EXERCISE DETAILS
Using the records below, filter for lines that contain the string "info" and copy them out.

ENTRIES SUPPLIED
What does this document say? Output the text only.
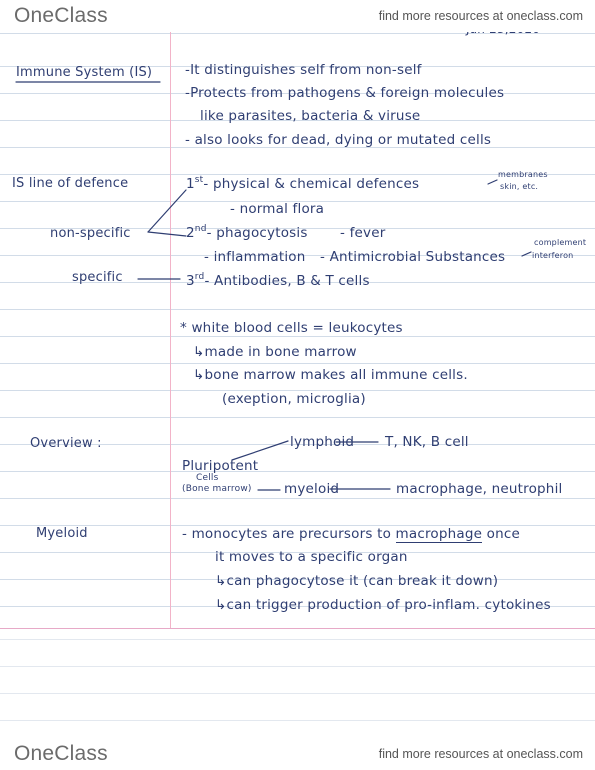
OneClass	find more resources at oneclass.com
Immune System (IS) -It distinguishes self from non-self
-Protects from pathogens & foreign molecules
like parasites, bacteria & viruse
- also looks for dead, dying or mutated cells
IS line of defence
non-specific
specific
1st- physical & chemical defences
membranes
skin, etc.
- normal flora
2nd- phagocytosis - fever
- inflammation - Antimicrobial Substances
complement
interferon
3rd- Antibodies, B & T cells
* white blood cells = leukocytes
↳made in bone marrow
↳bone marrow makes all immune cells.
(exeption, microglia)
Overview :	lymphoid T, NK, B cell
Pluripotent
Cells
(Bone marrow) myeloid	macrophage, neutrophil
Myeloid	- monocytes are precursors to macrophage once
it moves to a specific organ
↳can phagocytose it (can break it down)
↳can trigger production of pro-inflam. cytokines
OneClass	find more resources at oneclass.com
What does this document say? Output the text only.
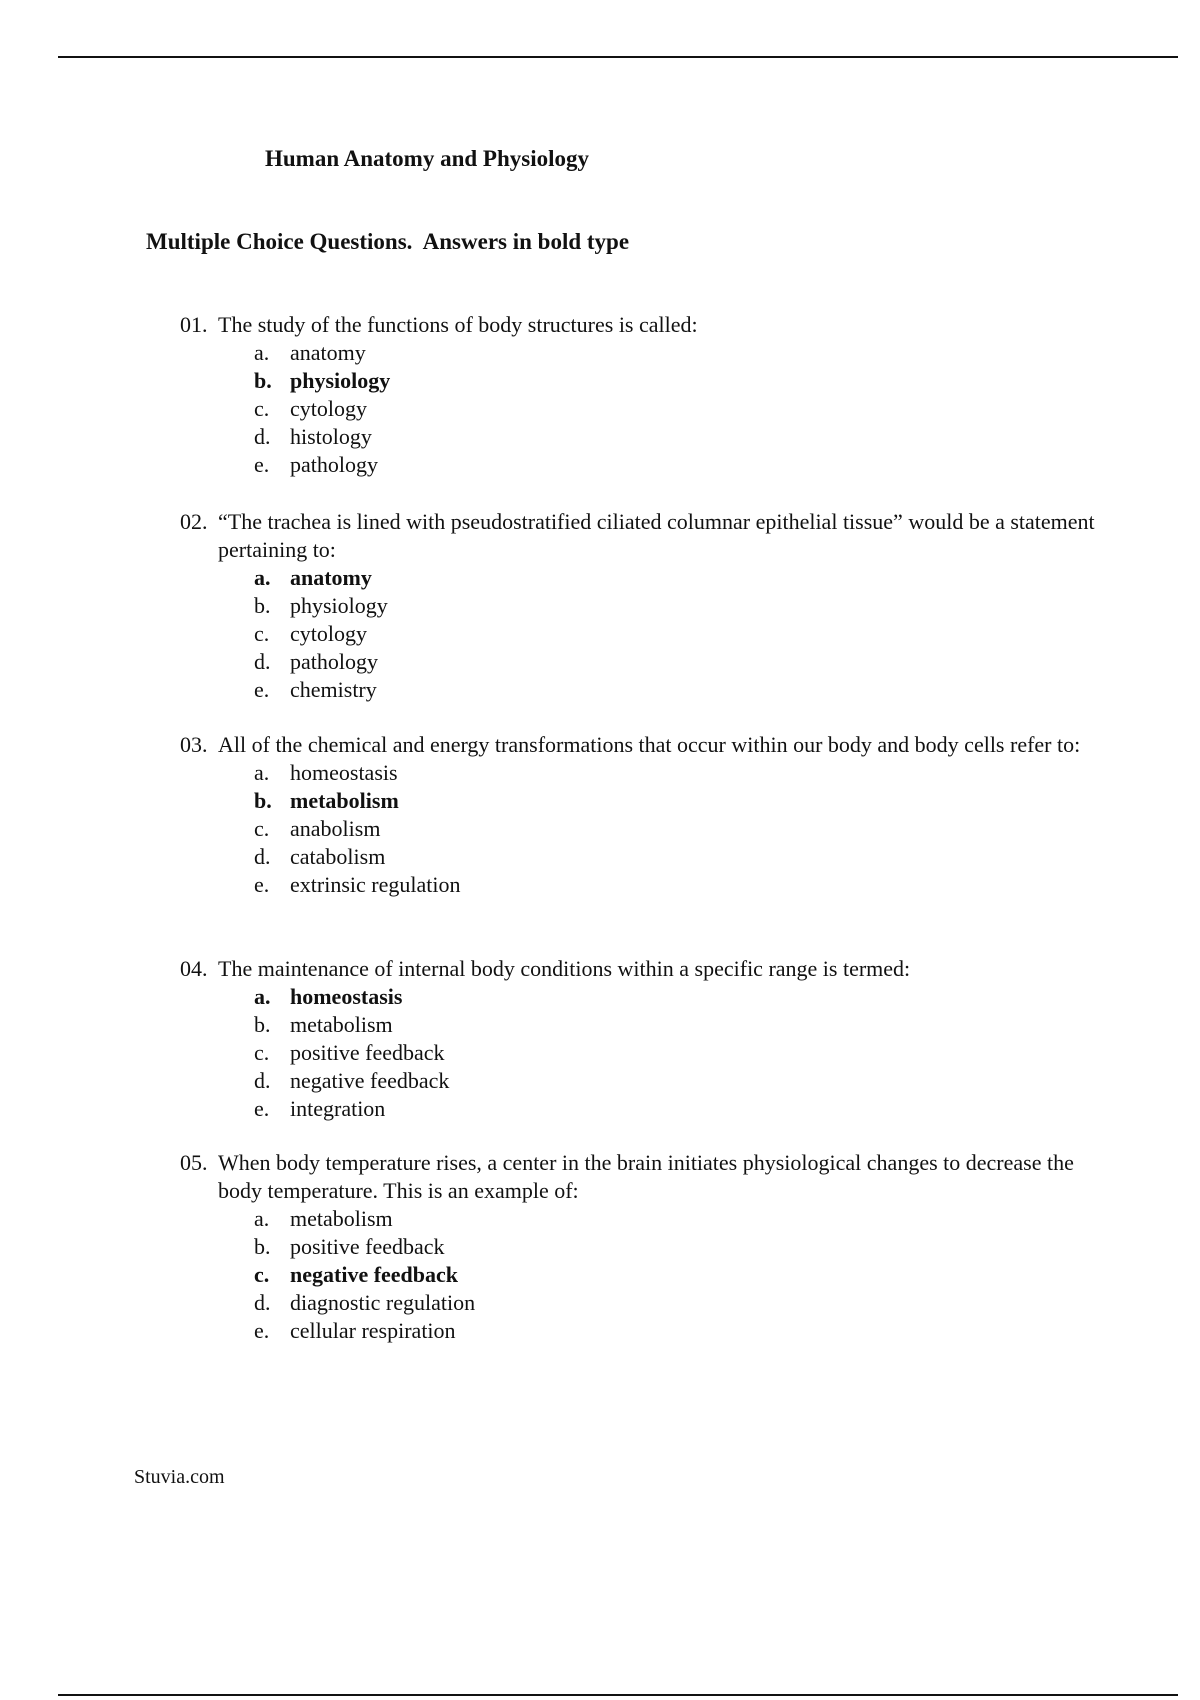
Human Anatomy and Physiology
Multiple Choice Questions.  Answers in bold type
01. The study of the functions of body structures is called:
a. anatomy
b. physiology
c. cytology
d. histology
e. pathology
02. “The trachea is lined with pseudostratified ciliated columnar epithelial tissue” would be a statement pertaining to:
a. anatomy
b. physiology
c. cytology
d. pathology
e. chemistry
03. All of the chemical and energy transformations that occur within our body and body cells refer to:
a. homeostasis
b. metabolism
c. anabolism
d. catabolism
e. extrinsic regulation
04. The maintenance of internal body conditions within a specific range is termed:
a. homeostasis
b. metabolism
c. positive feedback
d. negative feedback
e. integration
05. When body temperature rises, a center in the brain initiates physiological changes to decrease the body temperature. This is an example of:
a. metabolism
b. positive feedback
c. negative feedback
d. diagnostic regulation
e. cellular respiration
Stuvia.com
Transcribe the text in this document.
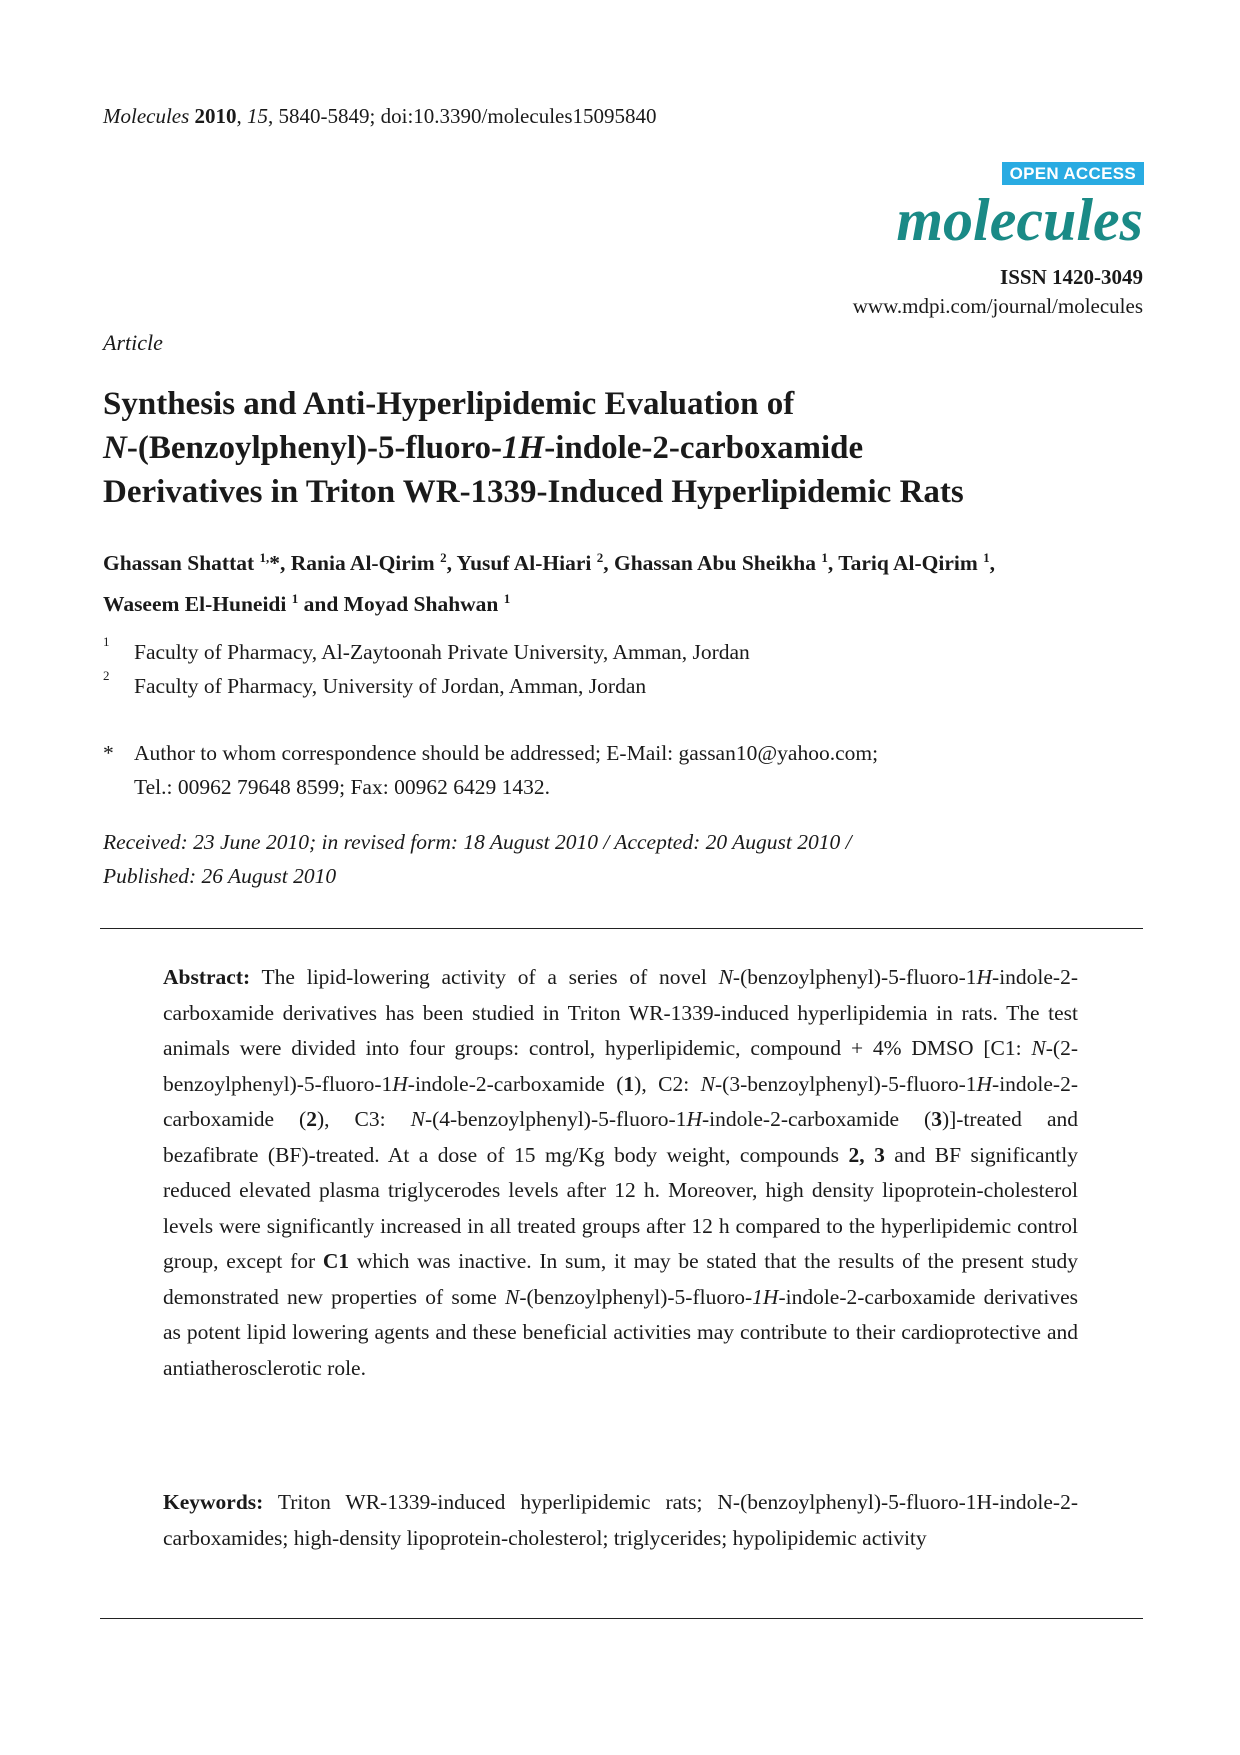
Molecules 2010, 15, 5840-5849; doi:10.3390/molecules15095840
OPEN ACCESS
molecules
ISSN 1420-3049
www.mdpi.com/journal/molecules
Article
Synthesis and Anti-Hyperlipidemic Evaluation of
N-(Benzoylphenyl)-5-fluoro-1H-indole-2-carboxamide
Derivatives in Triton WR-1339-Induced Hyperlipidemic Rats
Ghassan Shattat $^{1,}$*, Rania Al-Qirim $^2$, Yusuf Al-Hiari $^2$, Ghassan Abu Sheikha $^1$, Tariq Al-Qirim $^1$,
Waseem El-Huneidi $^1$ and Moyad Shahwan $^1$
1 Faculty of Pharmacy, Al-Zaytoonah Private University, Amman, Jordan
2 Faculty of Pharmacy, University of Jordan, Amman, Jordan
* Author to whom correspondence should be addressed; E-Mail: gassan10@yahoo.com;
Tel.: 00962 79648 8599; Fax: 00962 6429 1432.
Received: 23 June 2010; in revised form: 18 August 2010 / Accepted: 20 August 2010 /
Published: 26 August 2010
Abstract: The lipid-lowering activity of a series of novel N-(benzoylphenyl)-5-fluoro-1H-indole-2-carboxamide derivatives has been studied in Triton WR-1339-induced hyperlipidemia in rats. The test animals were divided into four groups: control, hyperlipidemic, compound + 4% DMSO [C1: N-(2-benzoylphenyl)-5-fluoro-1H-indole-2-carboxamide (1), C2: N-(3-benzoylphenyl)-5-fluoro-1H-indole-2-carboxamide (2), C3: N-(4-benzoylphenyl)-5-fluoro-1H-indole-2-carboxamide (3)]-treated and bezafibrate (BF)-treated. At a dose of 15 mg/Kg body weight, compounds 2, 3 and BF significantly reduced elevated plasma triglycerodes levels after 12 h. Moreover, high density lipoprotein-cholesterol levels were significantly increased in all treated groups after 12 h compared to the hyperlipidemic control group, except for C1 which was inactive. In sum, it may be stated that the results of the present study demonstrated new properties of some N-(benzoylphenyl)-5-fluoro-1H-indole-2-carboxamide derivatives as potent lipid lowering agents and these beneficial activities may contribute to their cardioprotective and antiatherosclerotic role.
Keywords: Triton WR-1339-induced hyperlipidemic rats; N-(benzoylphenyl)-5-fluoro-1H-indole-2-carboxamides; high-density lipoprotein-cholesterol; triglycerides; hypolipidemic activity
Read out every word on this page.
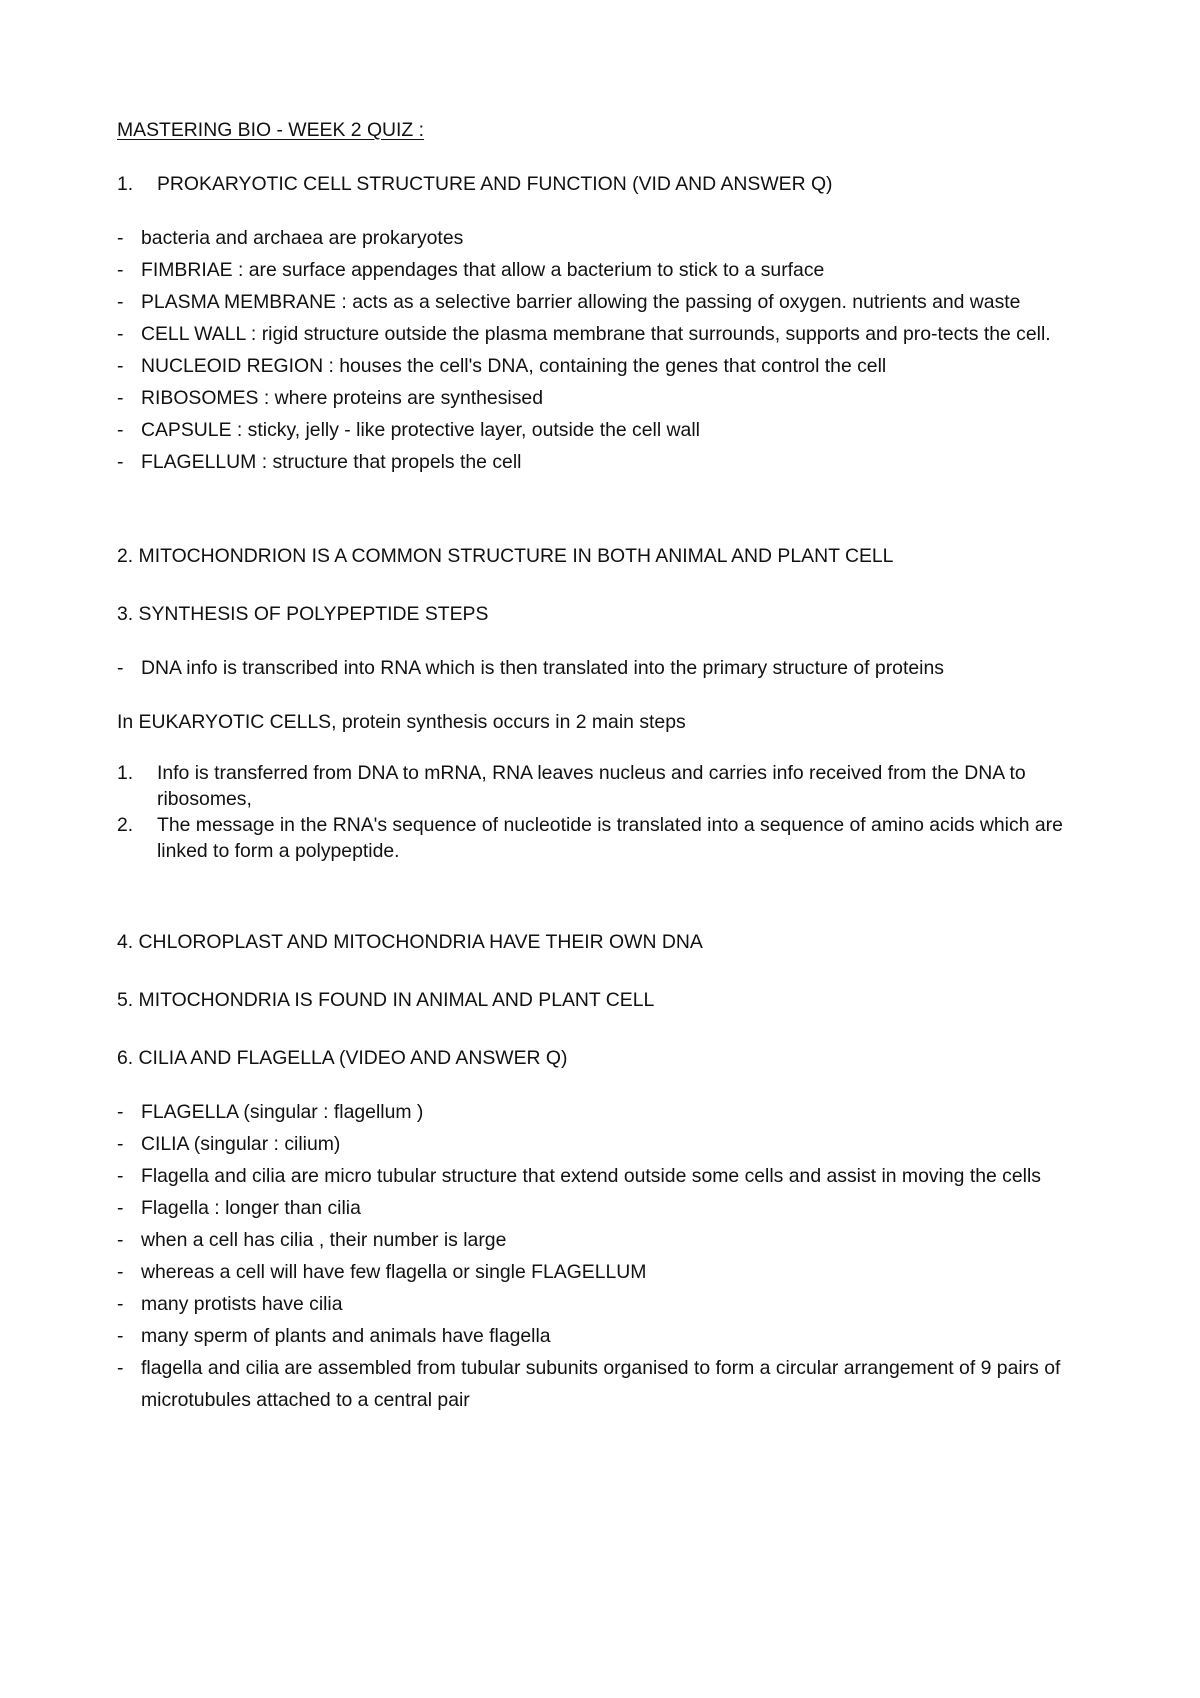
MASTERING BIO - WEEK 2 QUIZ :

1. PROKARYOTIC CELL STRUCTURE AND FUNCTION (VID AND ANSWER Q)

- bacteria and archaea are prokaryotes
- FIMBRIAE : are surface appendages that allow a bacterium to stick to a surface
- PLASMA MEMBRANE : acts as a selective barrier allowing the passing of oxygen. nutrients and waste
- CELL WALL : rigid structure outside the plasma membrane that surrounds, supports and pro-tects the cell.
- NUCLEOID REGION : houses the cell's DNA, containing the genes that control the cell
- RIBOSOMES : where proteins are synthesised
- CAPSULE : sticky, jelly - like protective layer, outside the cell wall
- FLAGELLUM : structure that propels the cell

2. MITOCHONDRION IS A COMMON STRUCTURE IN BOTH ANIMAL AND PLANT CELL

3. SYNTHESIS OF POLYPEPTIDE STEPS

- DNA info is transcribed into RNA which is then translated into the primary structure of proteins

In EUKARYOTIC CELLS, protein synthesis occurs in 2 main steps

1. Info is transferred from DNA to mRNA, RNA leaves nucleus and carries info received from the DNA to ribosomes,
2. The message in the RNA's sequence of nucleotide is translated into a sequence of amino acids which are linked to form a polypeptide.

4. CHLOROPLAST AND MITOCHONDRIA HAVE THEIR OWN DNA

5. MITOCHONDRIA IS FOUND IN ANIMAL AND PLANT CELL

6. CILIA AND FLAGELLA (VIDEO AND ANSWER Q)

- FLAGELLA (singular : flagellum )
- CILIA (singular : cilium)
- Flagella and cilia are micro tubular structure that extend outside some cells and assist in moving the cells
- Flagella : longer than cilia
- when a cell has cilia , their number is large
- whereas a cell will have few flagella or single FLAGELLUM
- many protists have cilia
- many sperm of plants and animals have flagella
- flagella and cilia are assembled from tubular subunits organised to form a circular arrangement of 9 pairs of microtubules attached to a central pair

EXPECTED OUTPUT
- DNA info is transcribed into RNA which is then translated into the primary structure of proteins
1. Info is transferred from DNA to mRNA, RNA leaves nucleus and carries info received from the DNA to ribosomes,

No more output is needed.